## TASK REQUIREMENTS
Can the data below be set down again exactly, line for line?

## DATA LISTING
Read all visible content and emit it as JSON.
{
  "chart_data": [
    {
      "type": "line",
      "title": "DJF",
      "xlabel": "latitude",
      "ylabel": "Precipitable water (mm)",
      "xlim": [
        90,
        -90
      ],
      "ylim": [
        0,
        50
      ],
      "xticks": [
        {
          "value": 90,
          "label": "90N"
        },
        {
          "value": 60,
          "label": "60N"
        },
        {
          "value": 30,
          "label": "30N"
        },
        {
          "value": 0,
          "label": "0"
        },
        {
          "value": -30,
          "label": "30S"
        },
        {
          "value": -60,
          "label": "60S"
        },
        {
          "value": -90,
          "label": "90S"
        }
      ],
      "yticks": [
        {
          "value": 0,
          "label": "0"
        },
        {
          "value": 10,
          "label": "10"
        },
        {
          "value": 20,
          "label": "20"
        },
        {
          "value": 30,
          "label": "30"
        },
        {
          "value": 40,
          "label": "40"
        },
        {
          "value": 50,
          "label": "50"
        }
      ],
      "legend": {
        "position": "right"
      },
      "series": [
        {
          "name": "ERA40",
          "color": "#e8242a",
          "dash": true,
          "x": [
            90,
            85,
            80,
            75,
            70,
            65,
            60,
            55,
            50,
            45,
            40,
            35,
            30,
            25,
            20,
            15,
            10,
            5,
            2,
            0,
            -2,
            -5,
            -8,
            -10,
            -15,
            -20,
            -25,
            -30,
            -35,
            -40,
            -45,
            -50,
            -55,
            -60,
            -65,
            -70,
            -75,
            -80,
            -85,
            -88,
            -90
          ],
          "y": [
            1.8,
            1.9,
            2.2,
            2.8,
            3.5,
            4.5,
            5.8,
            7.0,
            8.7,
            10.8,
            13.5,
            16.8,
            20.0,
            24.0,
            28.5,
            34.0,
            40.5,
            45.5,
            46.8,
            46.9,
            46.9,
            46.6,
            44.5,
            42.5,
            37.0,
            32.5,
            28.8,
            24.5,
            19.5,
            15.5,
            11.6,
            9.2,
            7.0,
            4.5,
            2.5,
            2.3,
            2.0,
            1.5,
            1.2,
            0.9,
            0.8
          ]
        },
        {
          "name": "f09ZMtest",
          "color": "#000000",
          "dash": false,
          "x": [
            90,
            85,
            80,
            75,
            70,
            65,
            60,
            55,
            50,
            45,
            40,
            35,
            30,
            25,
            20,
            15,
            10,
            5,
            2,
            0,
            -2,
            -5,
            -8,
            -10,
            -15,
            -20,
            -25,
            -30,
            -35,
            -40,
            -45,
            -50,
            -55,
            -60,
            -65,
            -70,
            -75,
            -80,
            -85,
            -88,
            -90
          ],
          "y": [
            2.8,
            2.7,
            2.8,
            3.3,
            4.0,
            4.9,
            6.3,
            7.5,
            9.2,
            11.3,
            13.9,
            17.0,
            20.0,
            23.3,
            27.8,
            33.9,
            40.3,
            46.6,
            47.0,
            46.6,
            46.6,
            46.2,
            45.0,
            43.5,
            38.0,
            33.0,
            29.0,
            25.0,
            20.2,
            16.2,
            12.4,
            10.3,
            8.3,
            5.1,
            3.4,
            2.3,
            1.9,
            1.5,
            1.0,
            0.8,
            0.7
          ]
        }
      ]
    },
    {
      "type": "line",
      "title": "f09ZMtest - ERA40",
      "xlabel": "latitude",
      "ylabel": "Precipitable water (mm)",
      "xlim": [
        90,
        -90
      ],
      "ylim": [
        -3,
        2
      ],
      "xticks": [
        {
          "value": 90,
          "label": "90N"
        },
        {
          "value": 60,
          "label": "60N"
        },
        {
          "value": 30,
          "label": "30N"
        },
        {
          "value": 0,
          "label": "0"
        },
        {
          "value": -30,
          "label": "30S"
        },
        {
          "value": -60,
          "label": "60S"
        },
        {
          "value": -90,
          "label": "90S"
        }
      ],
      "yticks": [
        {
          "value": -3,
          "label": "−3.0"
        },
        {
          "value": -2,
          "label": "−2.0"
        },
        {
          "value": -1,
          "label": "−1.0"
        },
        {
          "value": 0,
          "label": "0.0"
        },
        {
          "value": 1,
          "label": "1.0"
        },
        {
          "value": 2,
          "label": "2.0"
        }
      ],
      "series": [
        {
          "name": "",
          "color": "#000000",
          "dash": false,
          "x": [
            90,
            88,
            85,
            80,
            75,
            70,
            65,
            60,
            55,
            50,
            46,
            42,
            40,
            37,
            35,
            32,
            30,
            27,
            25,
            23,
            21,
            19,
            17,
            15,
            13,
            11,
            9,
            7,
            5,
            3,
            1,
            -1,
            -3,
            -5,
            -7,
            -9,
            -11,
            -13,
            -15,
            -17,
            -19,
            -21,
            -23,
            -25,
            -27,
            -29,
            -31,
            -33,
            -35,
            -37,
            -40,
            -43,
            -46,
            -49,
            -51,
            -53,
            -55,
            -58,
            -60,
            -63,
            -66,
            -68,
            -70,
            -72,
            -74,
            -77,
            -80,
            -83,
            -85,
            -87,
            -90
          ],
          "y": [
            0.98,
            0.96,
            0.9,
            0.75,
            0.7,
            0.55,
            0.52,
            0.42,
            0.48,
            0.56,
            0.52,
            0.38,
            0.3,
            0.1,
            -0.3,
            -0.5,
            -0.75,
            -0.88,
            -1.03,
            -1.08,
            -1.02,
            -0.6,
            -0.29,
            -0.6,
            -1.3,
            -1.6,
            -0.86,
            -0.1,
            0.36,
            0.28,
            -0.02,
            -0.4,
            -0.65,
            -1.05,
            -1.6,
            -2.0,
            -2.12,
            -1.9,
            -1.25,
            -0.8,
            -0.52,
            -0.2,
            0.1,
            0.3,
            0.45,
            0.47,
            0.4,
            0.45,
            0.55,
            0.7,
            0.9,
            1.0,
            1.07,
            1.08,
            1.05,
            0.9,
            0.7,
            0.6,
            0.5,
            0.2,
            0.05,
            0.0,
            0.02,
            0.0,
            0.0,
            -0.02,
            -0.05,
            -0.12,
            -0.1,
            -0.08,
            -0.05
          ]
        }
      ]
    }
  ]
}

## REPLY TO THE TASK
Read all visible content and emit it as JSON.
{
  "chart_data": [
    {
      "type": "line",
      "title": "DJF",
      "xlabel": "latitude",
      "ylabel": "Precipitable water (mm)",
      "xlim": [
        90,
        -90
      ],
      "ylim": [
        0,
        50
      ],
      "xticks": [
        {
          "value": 90,
          "label": "90N"
        },
        {
          "value": 60,
          "label": "60N"
        },
        {
          "value": 30,
          "label": "30N"
        },
        {
          "value": 0,
          "label": "0"
        },
        {
          "value": -30,
          "label": "30S"
        },
        {
          "value": -60,
          "label": "60S"
        },
        {
          "value": -90,
          "label": "90S"
        }
      ],
      "yticks": [
        {
          "value": 0,
          "label": "0"
        },
        {
          "value": 10,
          "label": "10"
        },
        {
          "value": 20,
          "label": "20"
        },
        {
          "value": 30,
          "label": "30"
        },
        {
          "value": 40,
          "label": "40"
        },
        {
          "value": 50,
          "label": "50"
        }
      ],
      "legend": {
        "position": "right"
      },
      "series": [
        {
          "name": "ERA40",
          "color": "#e8242a",
          "dash": true,
          "x": [
            90,
            85,
            80,
            75,
            70,
            65,
            60,
            55,
            50,
            45,
            40,
            35,
            30,
            25,
            20,
            15,
            10,
            5,
            2,
            0,
            -2,
            -5,
            -8,
            -10,
            -15,
            -20,
            -25,
            -30,
            -35,
            -40,
            -45,
            -50,
            -55,
            -60,
            -65,
            -70,
            -75,
            -80,
            -85,
            -88,
            -90
          ],
          "y": [
            1.8,
            1.9,
            2.2,
            2.8,
            3.5,
            4.5,
            5.8,
            7.0,
            8.7,
            10.8,
            13.5,
            16.8,
            20.0,
            24.0,
            28.5,
            34.0,
            40.5,
            45.5,
            46.8,
            46.9,
            46.9,
            46.6,
            44.5,
            42.5,
            37.0,
            32.5,
            28.8,
            24.5,
            19.5,
            15.5,
            11.6,
            9.2,
            7.0,
            4.5,
            2.5,
            2.3,
            2.0,
            1.5,
            1.2,
            0.9,
            0.8
          ]
        },
        {
          "name": "f09ZMtest",
          "color": "#000000",
          "dash": false,
          "x": [
            90,
            85,
            80,
            75,
            70,
            65,
            60,
            55,
            50,
            45,
            40,
            35,
            30,
            25,
            20,
            15,
            10,
            5,
            2,
            0,
            -2,
            -5,
            -8,
            -10,
            -15,
            -20,
            -25,
            -30,
            -35,
            -40,
            -45,
            -50,
            -55,
            -60,
            -65,
            -70,
            -75,
            -80,
            -85,
            -88,
            -90
          ],
          "y": [
            2.8,
            2.7,
            2.8,
            3.3,
            4.0,
            4.9,
            6.3,
            7.5,
            9.2,
            11.3,
            13.9,
            17.0,
            20.0,
            23.3,
            27.8,
            33.9,
            40.3,
            46.6,
            47.0,
            46.6,
            46.6,
            46.2,
            45.0,
            43.5,
            38.0,
            33.0,
            29.0,
            25.0,
            20.2,
            16.2,
            12.4,
            10.3,
            8.3,
            5.1,
            3.4,
            2.3,
            1.9,
            1.5,
            1.0,
            0.8,
            0.7
          ]
        }
      ]
    },
    {
      "type": "line",
      "title": "f09ZMtest - ERA40",
      "xlabel": "latitude",
      "ylabel": "Precipitable water (mm)",
      "xlim": [
        90,
        -90
      ],
      "ylim": [
        -3,
        2
      ],
      "xticks": [
        {
          "value": 90,
          "label": "90N"
        },
        {
          "value": 60,
          "label": "60N"
        },
        {
          "value": 30,
          "label": "30N"
        },
        {
          "value": 0,
          "label": "0"
        },
        {
          "value": -30,
          "label": "30S"
        },
        {
          "value": -60,
          "label": "60S"
        },
        {
          "value": -90,
          "label": "90S"
        }
      ],
      "yticks": [
        {
          "value": -3,
          "label": "−3.0"
        },
        {
          "value": -2,
          "label": "−2.0"
        },
        {
          "value": -1,
          "label": "−1.0"
        },
        {
          "value": 0,
          "label": "0.0"
        },
        {
          "value": 1,
          "label": "1.0"
        },
        {
          "value": 2,
          "label": "2.0"
        }
      ],
      "series": [
        {
          "name": "",
          "color": "#000000",
          "dash": false,
          "x": [
            90,
            88,
            85,
            80,
            75,
            70,
            65,
            60,
            55,
            50,
            46,
            42,
            40,
            37,
            35,
            32,
            30,
            27,
            25,
            23,
            21,
            19,
            17,
            15,
            13,
            11,
            9,
            7,
            5,
            3,
            1,
            -1,
            -3,
            -5,
            -7,
            -9,
            -11,
            -13,
            -15,
            -17,
            -19,
            -21,
            -23,
            -25,
            -27,
            -29,
            -31,
            -33,
            -35,
            -37,
            -40,
            -43,
            -46,
            -49,
            -51,
            -53,
            -55,
            -58,
            -60,
            -63,
            -66,
            -68,
            -70,
            -72,
            -74,
            -77,
            -80,
            -83,
            -85,
            -87,
            -90
          ],
          "y": [
            0.98,
            0.96,
            0.9,
            0.75,
            0.7,
            0.55,
            0.52,
            0.42,
            0.48,
            0.56,
            0.52,
            0.38,
            0.3,
            0.1,
            -0.3,
            -0.5,
            -0.75,
            -0.88,
            -1.03,
            -1.08,
            -1.02,
            -0.6,
            -0.29,
            -0.6,
            -1.3,
            -1.6,
            -0.86,
            -0.1,
            0.36,
            0.28,
            -0.02,
            -0.4,
            -0.65,
            -1.05,
            -1.6,
            -2.0,
            -2.12,
            -1.9,
            -1.25,
            -0.8,
            -0.52,
            -0.2,
            0.1,
            0.3,
            0.45,
            0.47,
            0.4,
            0.45,
            0.55,
            0.7,
            0.9,
            1.0,
            1.07,
            1.08,
            1.05,
            0.9,
            0.7,
            0.6,
            0.5,
            0.2,
            0.05,
            0.0,
            0.02,
            0.0,
            0.0,
            -0.02,
            -0.05,
            -0.12,
            -0.1,
            -0.08,
            -0.05
          ]
        }
      ]
    }
  ]
}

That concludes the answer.